>> BEGIN DATA SHOWN

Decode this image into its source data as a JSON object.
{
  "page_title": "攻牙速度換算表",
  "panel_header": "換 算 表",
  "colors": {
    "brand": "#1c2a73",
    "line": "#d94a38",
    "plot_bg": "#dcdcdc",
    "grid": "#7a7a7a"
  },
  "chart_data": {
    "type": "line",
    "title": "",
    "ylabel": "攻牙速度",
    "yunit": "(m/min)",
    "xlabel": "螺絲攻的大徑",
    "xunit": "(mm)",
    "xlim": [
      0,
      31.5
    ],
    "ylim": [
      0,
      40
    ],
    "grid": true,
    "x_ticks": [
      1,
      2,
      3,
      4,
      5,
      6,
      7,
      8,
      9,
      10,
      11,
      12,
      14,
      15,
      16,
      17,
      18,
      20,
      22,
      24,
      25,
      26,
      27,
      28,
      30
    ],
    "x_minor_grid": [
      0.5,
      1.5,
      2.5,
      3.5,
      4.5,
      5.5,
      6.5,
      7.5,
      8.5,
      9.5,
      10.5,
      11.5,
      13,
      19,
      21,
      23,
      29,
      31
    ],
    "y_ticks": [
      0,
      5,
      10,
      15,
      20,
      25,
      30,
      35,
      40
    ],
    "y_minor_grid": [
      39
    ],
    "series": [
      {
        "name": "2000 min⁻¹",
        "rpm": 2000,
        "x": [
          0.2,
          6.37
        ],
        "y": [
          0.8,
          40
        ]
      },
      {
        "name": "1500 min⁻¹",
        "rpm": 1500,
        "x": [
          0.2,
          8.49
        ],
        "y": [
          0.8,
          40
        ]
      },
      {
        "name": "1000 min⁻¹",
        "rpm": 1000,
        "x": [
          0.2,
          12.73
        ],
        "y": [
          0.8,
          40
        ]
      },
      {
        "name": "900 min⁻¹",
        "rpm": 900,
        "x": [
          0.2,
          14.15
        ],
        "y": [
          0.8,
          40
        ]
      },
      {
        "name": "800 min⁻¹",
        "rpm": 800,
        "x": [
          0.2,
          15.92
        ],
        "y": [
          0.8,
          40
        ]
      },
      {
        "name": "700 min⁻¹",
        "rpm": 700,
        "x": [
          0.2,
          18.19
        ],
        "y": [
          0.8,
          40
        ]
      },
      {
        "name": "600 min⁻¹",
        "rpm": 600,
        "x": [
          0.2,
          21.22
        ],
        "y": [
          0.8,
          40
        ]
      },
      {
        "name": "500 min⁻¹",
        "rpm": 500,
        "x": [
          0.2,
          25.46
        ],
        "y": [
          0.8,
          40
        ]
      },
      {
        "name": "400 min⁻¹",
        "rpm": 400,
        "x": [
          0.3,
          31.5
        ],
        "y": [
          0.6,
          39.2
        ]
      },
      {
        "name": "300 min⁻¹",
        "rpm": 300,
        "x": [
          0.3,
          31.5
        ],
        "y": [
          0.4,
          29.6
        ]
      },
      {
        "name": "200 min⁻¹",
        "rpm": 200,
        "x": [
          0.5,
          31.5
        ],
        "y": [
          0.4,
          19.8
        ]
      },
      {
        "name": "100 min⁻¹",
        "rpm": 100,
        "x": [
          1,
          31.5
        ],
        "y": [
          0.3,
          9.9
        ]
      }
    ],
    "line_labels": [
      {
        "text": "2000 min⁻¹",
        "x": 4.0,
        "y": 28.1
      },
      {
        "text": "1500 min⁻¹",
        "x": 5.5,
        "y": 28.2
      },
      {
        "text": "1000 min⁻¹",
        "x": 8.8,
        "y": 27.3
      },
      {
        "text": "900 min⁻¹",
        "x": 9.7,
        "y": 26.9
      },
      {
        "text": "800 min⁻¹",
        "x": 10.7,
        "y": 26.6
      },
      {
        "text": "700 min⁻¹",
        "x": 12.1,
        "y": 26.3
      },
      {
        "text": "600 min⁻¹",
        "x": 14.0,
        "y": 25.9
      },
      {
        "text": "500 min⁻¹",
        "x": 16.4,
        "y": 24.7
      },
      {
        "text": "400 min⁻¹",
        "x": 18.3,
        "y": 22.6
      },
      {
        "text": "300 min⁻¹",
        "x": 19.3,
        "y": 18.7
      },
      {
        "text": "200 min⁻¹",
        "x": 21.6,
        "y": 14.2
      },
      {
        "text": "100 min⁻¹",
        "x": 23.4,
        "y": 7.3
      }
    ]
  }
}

>> END DATA SHOWN

All of the entries must be quoted exactly; please include each one.

> [THE ANSWER]
Decode this image into its source data as a JSON object.
{
  "page_title": "攻牙速度換算表",
  "panel_header": "換 算 表",
  "colors": {
    "brand": "#1c2a73",
    "line": "#d94a38",
    "plot_bg": "#dcdcdc",
    "grid": "#7a7a7a"
  },
  "chart_data": {
    "type": "line",
    "title": "",
    "ylabel": "攻牙速度",
    "yunit": "(m/min)",
    "xlabel": "螺絲攻的大徑",
    "xunit": "(mm)",
    "xlim": [
      0,
      31.5
    ],
    "ylim": [
      0,
      40
    ],
    "grid": true,
    "x_ticks": [
      1,
      2,
      3,
      4,
      5,
      6,
      7,
      8,
      9,
      10,
      11,
      12,
      14,
      15,
      16,
      17,
      18,
      20,
      22,
      24,
      25,
      26,
      27,
      28,
      30
    ],
    "x_minor_grid": [
      0.5,
      1.5,
      2.5,
      3.5,
      4.5,
      5.5,
      6.5,
      7.5,
      8.5,
      9.5,
      10.5,
      11.5,
      13,
      19,
      21,
      23,
      29,
      31
    ],
    "y_ticks": [
      0,
      5,
      10,
      15,
      20,
      25,
      30,
      35,
      40
    ],
    "y_minor_grid": [
      39
    ],
    "series": [
      {
        "name": "2000 min⁻¹",
        "rpm": 2000,
        "x": [
          0.2,
          6.37
        ],
        "y": [
          0.8,
          40
        ]
      },
      {
        "name": "1500 min⁻¹",
        "rpm": 1500,
        "x": [
          0.2,
          8.49
        ],
        "y": [
          0.8,
          40
        ]
      },
      {
        "name": "1000 min⁻¹",
        "rpm": 1000,
        "x": [
          0.2,
          12.73
        ],
        "y": [
          0.8,
          40
        ]
      },
      {
        "name": "900 min⁻¹",
        "rpm": 900,
        "x": [
          0.2,
          14.15
        ],
        "y": [
          0.8,
          40
        ]
      },
      {
        "name": "800 min⁻¹",
        "rpm": 800,
        "x": [
          0.2,
          15.92
        ],
        "y": [
          0.8,
          40
        ]
      },
      {
        "name": "700 min⁻¹",
        "rpm": 700,
        "x": [
          0.2,
          18.19
        ],
        "y": [
          0.8,
          40
        ]
      },
      {
        "name": "600 min⁻¹",
        "rpm": 600,
        "x": [
          0.2,
          21.22
        ],
        "y": [
          0.8,
          40
        ]
      },
      {
        "name": "500 min⁻¹",
        "rpm": 500,
        "x": [
          0.2,
          25.46
        ],
        "y": [
          0.8,
          40
        ]
      },
      {
        "name": "400 min⁻¹",
        "rpm": 400,
        "x": [
          0.3,
          31.5
        ],
        "y": [
          0.6,
          39.2
        ]
      },
      {
        "name": "300 min⁻¹",
        "rpm": 300,
        "x": [
          0.3,
          31.5
        ],
        "y": [
          0.4,
          29.6
        ]
      },
      {
        "name": "200 min⁻¹",
        "rpm": 200,
        "x": [
          0.5,
          31.5
        ],
        "y": [
          0.4,
          19.8
        ]
      },
      {
        "name": "100 min⁻¹",
        "rpm": 100,
        "x": [
          1,
          31.5
        ],
        "y": [
          0.3,
          9.9
        ]
      }
    ],
    "line_labels": [
      {
        "text": "2000 min⁻¹",
        "x": 4.0,
        "y": 28.1
      },
      {
        "text": "1500 min⁻¹",
        "x": 5.5,
        "y": 28.2
      },
      {
        "text": "1000 min⁻¹",
        "x": 8.8,
        "y": 27.3
      },
      {
        "text": "900 min⁻¹",
        "x": 9.7,
        "y": 26.9
      },
      {
        "text": "800 min⁻¹",
        "x": 10.7,
        "y": 26.6
      },
      {
        "text": "700 min⁻¹",
        "x": 12.1,
        "y": 26.3
      },
      {
        "text": "600 min⁻¹",
        "x": 14.0,
        "y": 25.9
      },
      {
        "text": "500 min⁻¹",
        "x": 16.4,
        "y": 24.7
      },
      {
        "text": "400 min⁻¹",
        "x": 18.3,
        "y": 22.6
      },
      {
        "text": "300 min⁻¹",
        "x": 19.3,
        "y": 18.7
      },
      {
        "text": "200 min⁻¹",
        "x": 21.6,
        "y": 14.2
      },
      {
        "text": "100 min⁻¹",
        "x": 23.4,
        "y": 7.3
      }
    ]
  }
}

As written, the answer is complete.